## What is being asked
Reproduce without any change the lines from the one holding "x-axis-label: Flow [l/min] [1088, 1115, 1182, 1135]" through the one holding "plot-frame [827, 1283, 1444, 1593]", both included.

Page element annotations
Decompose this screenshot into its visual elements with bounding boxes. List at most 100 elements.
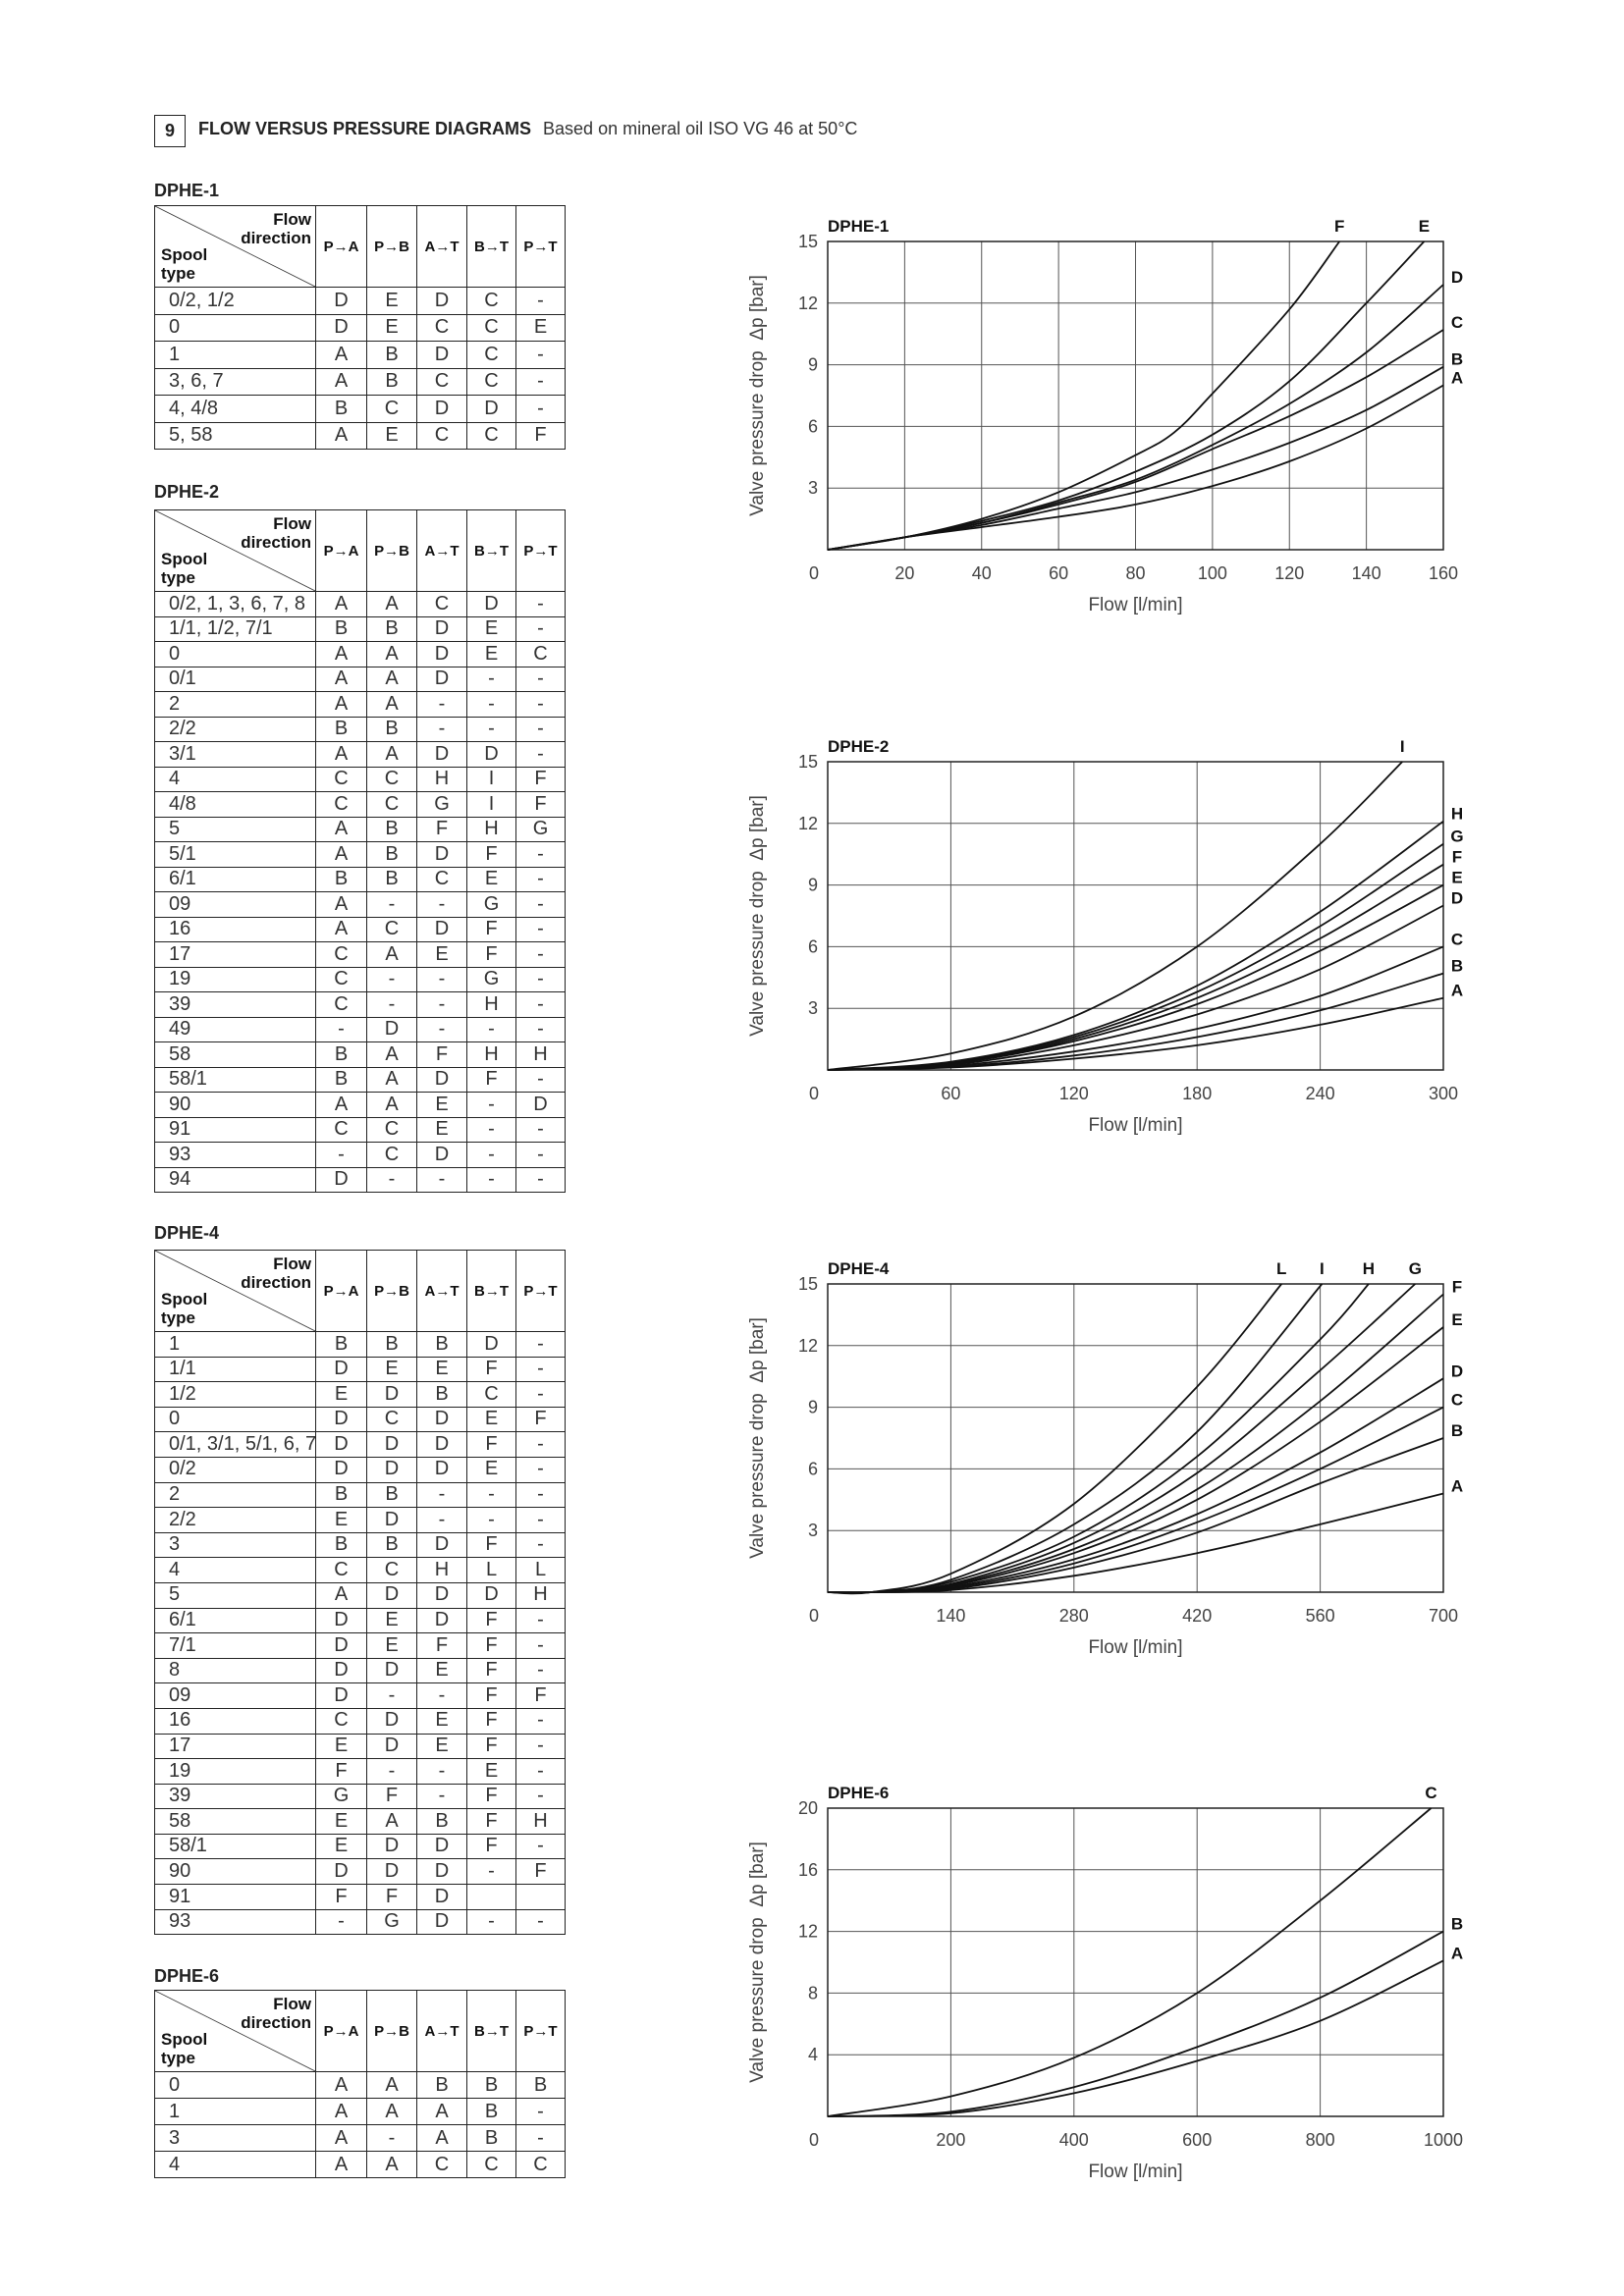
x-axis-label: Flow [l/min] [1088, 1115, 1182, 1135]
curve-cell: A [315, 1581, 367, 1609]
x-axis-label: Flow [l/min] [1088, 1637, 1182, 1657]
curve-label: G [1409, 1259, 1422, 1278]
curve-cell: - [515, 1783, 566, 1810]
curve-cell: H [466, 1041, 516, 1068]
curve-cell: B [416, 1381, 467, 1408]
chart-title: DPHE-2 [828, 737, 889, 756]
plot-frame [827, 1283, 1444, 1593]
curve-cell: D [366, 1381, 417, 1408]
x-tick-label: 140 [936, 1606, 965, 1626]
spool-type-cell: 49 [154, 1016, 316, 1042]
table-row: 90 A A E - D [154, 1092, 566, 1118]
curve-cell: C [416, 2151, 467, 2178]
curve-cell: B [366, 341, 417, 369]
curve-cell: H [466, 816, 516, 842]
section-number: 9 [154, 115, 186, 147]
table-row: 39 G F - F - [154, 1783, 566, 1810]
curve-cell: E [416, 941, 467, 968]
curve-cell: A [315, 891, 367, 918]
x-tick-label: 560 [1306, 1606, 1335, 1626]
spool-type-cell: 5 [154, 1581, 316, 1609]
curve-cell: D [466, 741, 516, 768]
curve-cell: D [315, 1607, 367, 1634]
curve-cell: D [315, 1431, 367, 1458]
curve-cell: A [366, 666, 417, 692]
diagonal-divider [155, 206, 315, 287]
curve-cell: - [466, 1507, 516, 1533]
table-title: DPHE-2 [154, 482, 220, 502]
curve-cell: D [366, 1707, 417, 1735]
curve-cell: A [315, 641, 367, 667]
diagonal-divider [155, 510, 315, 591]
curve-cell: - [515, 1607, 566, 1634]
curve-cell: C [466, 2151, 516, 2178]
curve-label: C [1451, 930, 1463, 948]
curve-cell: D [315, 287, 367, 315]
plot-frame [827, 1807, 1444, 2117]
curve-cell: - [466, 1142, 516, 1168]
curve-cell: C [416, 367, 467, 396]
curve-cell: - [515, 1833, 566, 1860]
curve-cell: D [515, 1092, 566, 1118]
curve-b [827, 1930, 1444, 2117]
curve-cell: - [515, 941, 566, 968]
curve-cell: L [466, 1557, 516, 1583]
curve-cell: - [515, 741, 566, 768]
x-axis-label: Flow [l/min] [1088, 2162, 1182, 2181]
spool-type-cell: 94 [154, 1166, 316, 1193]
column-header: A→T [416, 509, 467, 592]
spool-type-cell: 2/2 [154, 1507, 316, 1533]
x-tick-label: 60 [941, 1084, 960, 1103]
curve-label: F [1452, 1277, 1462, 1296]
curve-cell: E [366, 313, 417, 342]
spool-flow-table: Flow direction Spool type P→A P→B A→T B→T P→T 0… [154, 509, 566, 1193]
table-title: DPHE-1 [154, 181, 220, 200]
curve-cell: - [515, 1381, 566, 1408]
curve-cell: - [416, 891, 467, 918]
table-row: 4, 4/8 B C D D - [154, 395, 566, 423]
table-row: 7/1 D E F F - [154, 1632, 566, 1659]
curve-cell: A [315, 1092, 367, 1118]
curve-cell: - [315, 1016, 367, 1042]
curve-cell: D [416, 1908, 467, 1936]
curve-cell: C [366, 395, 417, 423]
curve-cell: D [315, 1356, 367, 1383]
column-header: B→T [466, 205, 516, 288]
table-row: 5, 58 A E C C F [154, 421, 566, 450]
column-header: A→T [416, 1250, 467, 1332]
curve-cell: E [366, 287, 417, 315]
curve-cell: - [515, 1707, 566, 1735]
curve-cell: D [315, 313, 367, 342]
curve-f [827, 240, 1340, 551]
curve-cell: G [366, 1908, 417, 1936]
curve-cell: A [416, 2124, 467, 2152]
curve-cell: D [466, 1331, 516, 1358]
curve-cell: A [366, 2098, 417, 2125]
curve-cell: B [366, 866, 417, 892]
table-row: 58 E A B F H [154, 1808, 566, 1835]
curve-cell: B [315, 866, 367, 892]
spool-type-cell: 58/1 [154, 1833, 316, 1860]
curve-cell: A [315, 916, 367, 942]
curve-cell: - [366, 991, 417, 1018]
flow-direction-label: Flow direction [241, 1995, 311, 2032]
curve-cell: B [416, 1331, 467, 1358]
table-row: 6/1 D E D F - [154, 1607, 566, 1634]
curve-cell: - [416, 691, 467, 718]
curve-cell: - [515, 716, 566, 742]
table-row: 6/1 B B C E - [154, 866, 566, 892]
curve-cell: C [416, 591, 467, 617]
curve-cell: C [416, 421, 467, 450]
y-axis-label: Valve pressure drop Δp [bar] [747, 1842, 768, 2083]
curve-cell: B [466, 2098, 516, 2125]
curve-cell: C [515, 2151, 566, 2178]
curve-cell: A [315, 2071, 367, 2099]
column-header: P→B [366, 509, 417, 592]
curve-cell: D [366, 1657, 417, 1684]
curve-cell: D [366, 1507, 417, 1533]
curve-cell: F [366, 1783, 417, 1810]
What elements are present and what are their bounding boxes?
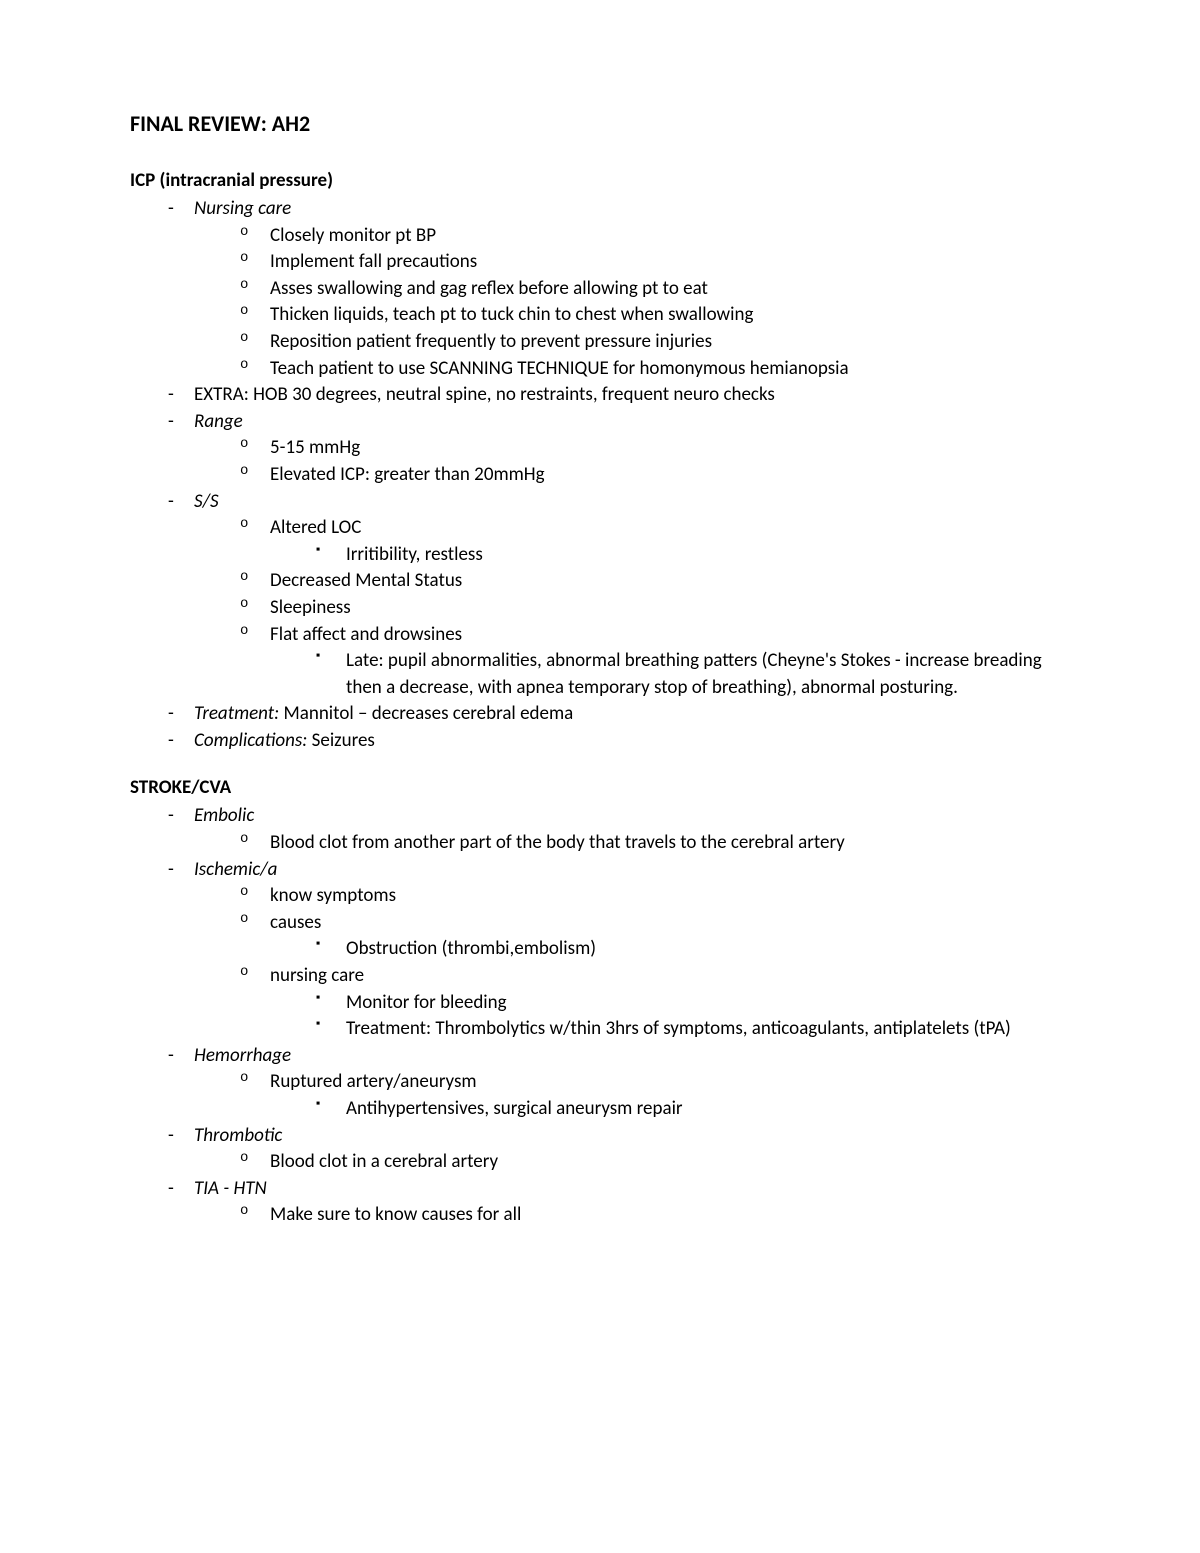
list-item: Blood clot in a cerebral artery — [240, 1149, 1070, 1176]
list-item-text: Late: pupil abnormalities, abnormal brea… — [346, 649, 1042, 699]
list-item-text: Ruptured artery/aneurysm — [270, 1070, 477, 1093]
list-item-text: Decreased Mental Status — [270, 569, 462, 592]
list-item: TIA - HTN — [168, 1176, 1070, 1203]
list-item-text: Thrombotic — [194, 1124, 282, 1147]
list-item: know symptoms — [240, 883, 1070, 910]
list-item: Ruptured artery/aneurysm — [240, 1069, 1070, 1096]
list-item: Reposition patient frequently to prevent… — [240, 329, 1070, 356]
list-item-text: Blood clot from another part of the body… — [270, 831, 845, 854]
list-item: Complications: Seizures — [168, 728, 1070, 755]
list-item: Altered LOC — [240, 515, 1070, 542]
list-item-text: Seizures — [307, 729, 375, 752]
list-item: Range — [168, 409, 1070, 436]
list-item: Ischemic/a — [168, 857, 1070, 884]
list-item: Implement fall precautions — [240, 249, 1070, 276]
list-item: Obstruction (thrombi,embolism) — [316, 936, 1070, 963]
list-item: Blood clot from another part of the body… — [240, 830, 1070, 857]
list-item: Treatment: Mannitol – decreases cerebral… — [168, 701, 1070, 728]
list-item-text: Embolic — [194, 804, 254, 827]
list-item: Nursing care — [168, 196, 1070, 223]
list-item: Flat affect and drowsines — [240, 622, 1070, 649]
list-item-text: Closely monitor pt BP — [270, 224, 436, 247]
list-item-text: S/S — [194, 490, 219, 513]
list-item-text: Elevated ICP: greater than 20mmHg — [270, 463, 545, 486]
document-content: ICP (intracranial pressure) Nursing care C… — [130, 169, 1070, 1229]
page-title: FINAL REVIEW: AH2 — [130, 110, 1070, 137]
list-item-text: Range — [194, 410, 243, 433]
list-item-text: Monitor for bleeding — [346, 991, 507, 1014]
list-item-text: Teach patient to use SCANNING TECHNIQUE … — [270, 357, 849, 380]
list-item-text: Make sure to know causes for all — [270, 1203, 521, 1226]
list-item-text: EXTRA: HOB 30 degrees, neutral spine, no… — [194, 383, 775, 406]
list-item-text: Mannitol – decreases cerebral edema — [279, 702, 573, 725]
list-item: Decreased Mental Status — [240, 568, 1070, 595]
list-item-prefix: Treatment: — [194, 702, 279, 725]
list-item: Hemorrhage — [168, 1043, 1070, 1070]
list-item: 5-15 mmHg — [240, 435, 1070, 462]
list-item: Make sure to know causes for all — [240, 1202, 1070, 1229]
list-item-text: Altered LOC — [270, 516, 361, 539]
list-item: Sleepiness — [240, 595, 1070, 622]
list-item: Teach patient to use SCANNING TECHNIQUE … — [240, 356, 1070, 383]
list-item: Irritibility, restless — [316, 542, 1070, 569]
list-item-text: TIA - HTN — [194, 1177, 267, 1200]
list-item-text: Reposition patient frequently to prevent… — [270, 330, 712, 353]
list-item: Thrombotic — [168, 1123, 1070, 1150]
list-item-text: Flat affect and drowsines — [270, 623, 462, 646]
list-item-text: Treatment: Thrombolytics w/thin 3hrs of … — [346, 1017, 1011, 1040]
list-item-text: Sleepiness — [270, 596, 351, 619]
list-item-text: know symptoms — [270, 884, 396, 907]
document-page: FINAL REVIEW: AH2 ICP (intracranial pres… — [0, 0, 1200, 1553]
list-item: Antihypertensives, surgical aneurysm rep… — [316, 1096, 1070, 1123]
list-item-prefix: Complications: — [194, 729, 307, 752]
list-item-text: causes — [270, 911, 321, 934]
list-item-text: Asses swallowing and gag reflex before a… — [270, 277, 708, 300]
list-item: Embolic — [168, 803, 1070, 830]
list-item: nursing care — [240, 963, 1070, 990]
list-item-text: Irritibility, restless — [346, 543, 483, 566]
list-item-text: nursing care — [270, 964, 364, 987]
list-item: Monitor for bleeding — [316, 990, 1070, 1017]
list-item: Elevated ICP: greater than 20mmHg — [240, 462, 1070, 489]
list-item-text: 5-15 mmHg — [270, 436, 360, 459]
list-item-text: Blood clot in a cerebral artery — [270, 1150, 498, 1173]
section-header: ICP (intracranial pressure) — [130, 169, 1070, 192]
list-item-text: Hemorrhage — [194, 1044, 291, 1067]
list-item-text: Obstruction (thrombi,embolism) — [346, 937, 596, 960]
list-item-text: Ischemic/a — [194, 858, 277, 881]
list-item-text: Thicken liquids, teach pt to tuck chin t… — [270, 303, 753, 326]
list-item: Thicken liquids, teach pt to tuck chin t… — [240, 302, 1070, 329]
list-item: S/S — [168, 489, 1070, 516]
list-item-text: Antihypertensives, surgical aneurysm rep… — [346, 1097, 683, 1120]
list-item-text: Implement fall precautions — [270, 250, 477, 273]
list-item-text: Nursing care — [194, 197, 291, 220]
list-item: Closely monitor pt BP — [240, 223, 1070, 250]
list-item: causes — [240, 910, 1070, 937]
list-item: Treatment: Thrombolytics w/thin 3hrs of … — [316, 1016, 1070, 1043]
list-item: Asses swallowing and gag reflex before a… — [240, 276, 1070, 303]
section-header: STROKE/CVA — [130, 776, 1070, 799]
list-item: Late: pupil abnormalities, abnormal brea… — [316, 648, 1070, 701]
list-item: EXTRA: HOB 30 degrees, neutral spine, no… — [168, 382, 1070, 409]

## Response to the exercise
x-axis-label: Flow [l/min] [1088, 1115, 1182, 1135]
curve-cell: A [315, 1581, 367, 1609]
x-axis-label: Flow [l/min] [1088, 1637, 1182, 1657]
curve-label: G [1409, 1259, 1422, 1278]
curve-cell: - [515, 1783, 566, 1810]
curve-cell: H [466, 1041, 516, 1068]
curve-cell: B [416, 1381, 467, 1408]
chart-title: DPHE-2 [828, 737, 889, 756]
plot-frame [827, 1283, 1444, 1593]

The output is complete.